Task input:
§ §

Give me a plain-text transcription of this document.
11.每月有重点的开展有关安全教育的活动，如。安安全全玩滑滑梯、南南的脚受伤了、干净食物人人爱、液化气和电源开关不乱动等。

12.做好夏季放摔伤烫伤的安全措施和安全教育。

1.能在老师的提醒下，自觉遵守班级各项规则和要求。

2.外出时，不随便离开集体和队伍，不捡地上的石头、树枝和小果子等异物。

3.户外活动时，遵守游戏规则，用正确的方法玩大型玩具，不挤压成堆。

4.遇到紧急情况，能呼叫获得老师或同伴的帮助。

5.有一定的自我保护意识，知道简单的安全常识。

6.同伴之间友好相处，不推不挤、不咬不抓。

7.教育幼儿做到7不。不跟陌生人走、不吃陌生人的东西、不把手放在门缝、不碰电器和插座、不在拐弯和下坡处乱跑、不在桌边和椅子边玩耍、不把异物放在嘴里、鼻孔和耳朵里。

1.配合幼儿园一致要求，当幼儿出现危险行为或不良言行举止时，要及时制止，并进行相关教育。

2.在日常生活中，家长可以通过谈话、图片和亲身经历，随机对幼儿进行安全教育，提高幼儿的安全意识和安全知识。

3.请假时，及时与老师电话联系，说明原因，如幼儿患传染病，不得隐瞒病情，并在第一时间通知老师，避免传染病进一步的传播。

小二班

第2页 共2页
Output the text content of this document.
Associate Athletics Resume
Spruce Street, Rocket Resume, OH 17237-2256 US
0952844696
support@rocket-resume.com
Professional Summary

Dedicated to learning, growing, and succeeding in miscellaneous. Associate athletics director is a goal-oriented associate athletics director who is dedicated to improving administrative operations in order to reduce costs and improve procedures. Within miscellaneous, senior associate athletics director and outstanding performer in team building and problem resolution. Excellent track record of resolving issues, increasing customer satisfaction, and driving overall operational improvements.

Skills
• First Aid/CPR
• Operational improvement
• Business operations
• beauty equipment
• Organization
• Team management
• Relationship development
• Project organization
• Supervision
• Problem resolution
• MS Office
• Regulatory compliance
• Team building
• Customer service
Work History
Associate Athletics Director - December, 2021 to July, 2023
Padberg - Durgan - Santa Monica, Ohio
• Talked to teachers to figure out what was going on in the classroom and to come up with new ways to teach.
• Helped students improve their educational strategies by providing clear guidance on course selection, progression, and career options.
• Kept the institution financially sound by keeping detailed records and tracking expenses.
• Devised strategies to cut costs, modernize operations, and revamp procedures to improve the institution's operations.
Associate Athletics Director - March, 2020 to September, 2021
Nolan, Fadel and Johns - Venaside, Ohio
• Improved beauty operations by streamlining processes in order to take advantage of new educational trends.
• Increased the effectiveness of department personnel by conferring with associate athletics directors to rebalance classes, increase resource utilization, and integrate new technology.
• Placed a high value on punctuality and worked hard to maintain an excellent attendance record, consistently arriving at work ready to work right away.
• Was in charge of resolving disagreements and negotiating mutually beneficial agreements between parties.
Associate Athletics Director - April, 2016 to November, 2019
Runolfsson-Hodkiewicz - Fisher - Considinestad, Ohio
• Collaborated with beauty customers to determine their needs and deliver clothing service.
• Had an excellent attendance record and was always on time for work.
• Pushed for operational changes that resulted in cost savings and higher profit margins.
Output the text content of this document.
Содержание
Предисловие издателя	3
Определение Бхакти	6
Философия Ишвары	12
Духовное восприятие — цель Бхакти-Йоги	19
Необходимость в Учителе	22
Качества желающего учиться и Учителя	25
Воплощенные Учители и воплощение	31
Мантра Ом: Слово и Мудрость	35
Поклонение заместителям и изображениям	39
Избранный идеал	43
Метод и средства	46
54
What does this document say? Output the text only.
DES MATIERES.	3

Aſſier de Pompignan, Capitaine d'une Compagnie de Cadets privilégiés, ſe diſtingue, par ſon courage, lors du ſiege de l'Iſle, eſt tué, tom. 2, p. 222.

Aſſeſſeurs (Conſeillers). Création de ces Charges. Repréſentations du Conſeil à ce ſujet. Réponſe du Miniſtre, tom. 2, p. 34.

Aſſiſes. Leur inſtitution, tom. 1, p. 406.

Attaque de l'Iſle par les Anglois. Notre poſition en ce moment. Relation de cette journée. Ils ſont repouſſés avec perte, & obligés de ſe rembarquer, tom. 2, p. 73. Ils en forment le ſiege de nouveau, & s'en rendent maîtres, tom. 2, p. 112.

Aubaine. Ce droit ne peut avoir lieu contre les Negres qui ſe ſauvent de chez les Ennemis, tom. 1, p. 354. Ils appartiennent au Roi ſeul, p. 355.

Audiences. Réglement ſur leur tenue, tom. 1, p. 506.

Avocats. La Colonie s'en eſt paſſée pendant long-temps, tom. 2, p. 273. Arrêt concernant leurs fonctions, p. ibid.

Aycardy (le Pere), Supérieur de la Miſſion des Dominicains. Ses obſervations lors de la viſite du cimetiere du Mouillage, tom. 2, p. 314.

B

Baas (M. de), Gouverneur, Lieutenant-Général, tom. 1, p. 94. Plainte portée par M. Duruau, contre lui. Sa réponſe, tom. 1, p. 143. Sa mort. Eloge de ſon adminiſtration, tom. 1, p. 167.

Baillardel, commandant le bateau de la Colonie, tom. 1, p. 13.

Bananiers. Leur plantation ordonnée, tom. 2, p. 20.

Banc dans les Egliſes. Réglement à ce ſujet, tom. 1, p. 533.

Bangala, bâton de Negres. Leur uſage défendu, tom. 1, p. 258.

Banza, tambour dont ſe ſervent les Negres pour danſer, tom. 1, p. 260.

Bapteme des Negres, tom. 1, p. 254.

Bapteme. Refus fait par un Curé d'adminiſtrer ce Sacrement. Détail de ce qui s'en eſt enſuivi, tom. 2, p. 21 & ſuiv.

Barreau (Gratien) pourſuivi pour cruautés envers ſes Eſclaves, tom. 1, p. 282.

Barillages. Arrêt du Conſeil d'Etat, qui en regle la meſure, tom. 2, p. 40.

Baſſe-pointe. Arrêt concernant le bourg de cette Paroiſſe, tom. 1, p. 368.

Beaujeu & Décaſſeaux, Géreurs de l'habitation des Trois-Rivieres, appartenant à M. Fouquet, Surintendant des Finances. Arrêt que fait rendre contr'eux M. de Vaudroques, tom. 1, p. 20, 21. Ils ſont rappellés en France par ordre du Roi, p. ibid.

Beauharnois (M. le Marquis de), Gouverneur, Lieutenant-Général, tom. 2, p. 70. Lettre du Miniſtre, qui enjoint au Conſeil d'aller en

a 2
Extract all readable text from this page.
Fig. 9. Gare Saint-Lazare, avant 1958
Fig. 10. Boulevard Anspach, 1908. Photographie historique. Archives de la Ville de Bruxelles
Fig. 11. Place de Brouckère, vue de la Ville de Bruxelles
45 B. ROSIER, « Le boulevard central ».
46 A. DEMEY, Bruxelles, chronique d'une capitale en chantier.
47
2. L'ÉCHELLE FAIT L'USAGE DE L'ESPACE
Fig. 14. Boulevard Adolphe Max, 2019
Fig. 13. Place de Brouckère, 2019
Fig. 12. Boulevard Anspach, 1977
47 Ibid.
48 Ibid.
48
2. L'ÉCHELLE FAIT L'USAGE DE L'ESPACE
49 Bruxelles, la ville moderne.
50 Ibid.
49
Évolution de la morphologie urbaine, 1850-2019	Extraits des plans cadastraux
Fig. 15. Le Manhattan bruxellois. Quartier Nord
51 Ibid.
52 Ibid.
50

§ §

Directions for this task:
Repeat every entry word for word.

Exercise response:
Give me a plain-text transcription of this document.
11.每月有重点的开展有关安全教育的活动，如。安安全全玩滑滑梯、南南的脚受伤了、干净食物人人爱、液化气和电源开关不乱动等。

12.做好夏季放摔伤烫伤的安全措施和安全教育。

1.能在老师的提醒下，自觉遵守班级各项规则和要求。

2.外出时，不随便离开集体和队伍，不捡地上的石头、树枝和小果子等异物。

3.户外活动时，遵守游戏规则，用正确的方法玩大型玩具，不挤压成堆。

4.遇到紧急情况，能呼叫获得老师或同伴的帮助。

5.有一定的自我保护意识，知道简单的安全常识。

6.同伴之间友好相处，不推不挤、不咬不抓。

7.教育幼儿做到7不。不跟陌生人走、不吃陌生人的东西、不把手放在门缝、不碰电器和插座、不在拐弯和下坡处乱跑、不在桌边和椅子边玩耍、不把异物放在嘴里、鼻孔和耳朵里。

1.配合幼儿园一致要求，当幼儿出现危险行为或不良言行举止时，要及时制止，并进行相关教育。

2.在日常生活中，家长可以通过谈话、图片和亲身经历，随机对幼儿进行安全教育，提高幼儿的安全意识和安全知识。

3.请假时，及时与老师电话联系，说明原因，如幼儿患传染病，不得隐瞒病情，并在第一时间通知老师，避免传染病进一步的传播。

小二班

第2页 共2页
Output the text content of this document.
Associate Athletics Resume
Spruce Street, Rocket Resume, OH 17237-2256 US
0952844696
support@rocket-resume.com
Professional Summary

Dedicated to learning, growing, and succeeding in miscellaneous. Associate athletics director is a goal-oriented associate athletics director who is dedicated to improving administrative operations in order to reduce costs and improve procedures. Within miscellaneous, senior associate athletics director and outstanding performer in team building and problem resolution. Excellent track record of resolving issues, increasing customer satisfaction, and driving overall operational improvements.

Skills
• First Aid/CPR
• Operational improvement
• Business operations
• beauty equipment
• Organization
• Team management
• Relationship development
• Project organization
• Supervision
• Problem resolution
• MS Office
• Regulatory compliance
• Team building
• Customer service
Work History
Associate Athletics Director - December, 2021 to July, 2023
Padberg - Durgan - Santa Monica, Ohio
• Talked to teachers to figure out what was going on in the classroom and to come up with new ways to teach.
• Helped students improve their educational strategies by providing clear guidance on course selection, progression, and career options.
• Kept the institution financially sound by keeping detailed records and tracking expenses.
• Devised strategies to cut costs, modernize operations, and revamp procedures to improve the institution's operations.
Associate Athletics Director - March, 2020 to September, 2021
Nolan, Fadel and Johns - Venaside, Ohio
• Improved beauty operations by streamlining processes in order to take advantage of new educational trends.
• Increased the effectiveness of department personnel by conferring with associate athletics directors to rebalance classes, increase resource utilization, and integrate new technology.
• Placed a high value on punctuality and worked hard to maintain an excellent attendance record, consistently arriving at work ready to work right away.
• Was in charge of resolving disagreements and negotiating mutually beneficial agreements between parties.
Associate Athletics Director - April, 2016 to November, 2019
Runolfsson-Hodkiewicz - Fisher - Considinestad, Ohio
• Collaborated with beauty customers to determine their needs and deliver clothing service.
• Had an excellent attendance record and was always on time for work.
• Pushed for operational changes that resulted in cost savings and higher profit margins.
Output the text content of this document.
Содержание
Предисловие издателя	3
Определение Бхакти	6
Философия Ишвары	12
Духовное восприятие — цель Бхакти-Йоги	19
Необходимость в Учителе	22
Качества желающего учиться и Учителя	25
Воплощенные Учители и воплощение	31
Мантра Ом: Слово и Мудрость	35
Поклонение заместителям и изображениям	39
Избранный идеал	43
Метод и средства	46
54
What does this document say? Output the text only.
DES MATIERES.	3

Aſſier de Pompignan, Capitaine d'une Compagnie de Cadets privilégiés, ſe diſtingue, par ſon courage, lors du ſiege de l'Iſle, eſt tué, tom. 2, p. 222.

Aſſeſſeurs (Conſeillers). Création de ces Charges. Repréſentations du Conſeil à ce ſujet. Réponſe du Miniſtre, tom. 2, p. 34.

Aſſiſes. Leur inſtitution, tom. 1, p. 406.

Attaque de l'Iſle par les Anglois. Notre poſition en ce moment. Relation de cette journée. Ils ſont repouſſés avec perte, & obligés de ſe rembarquer, tom. 2, p. 73. Ils en forment le ſiege de nouveau, & s'en rendent maîtres, tom. 2, p. 112.

Aubaine. Ce droit ne peut avoir lieu contre les Negres qui ſe ſauvent de chez les Ennemis, tom. 1, p. 354. Ils appartiennent au Roi ſeul, p. 355.

Audiences. Réglement ſur leur tenue, tom. 1, p. 506.

Avocats. La Colonie s'en eſt paſſée pendant long-temps, tom. 2, p. 273. Arrêt concernant leurs fonctions, p. ibid.

Aycardy (le Pere), Supérieur de la Miſſion des Dominicains. Ses obſervations lors de la viſite du cimetiere du Mouillage, tom. 2, p. 314.

B

Baas (M. de), Gouverneur, Lieutenant-Général, tom. 1, p. 94. Plainte portée par M. Duruau, contre lui. Sa réponſe, tom. 1, p. 143. Sa mort. Eloge de ſon adminiſtration, tom. 1, p. 167.

Baillardel, commandant le bateau de la Colonie, tom. 1, p. 13.

Bananiers. Leur plantation ordonnée, tom. 2, p. 20.

Banc dans les Egliſes. Réglement à ce ſujet, tom. 1, p. 533.

Bangala, bâton de Negres. Leur uſage défendu, tom. 1, p. 258.

Banza, tambour dont ſe ſervent les Negres pour danſer, tom. 1, p. 260.

Bapteme des Negres, tom. 1, p. 254.

Bapteme. Refus fait par un Curé d'adminiſtrer ce Sacrement. Détail de ce qui s'en eſt enſuivi, tom. 2, p. 21 & ſuiv.

Barreau (Gratien) pourſuivi pour cruautés envers ſes Eſclaves, tom. 1, p. 282.

Barillages. Arrêt du Conſeil d'Etat, qui en regle la meſure, tom. 2, p. 40.

Baſſe-pointe. Arrêt concernant le bourg de cette Paroiſſe, tom. 1, p. 368.

Beaujeu & Décaſſeaux, Géreurs de l'habitation des Trois-Rivieres, appartenant à M. Fouquet, Surintendant des Finances. Arrêt que fait rendre contr'eux M. de Vaudroques, tom. 1, p. 20, 21. Ils ſont rappellés en France par ordre du Roi, p. ibid.

Beauharnois (M. le Marquis de), Gouverneur, Lieutenant-Général, tom. 2, p. 70. Lettre du Miniſtre, qui enjoint au Conſeil d'aller en

a 2
Extract all readable text from this page.
Fig. 9. Gare Saint-Lazare, avant 1958
Fig. 10. Boulevard Anspach, 1908. Photographie historique. Archives de la Ville de Bruxelles
Fig. 11. Place de Brouckère, vue de la Ville de Bruxelles
45 B. ROSIER, « Le boulevard central ».
46 A. DEMEY, Bruxelles, chronique d'une capitale en chantier.
47
2. L'ÉCHELLE FAIT L'USAGE DE L'ESPACE
Fig. 14. Boulevard Adolphe Max, 2019
Fig. 13. Place de Brouckère, 2019
Fig. 12. Boulevard Anspach, 1977
47 Ibid.
48 Ibid.
48
2. L'ÉCHELLE FAIT L'USAGE DE L'ESPACE
49 Bruxelles, la ville moderne.
50 Ibid.
49
Évolution de la morphologie urbaine, 1850-2019	Extraits des plans cadastraux
Fig. 15. Le Manhattan bruxellois. Quartier Nord
51 Ibid.
52 Ibid.
50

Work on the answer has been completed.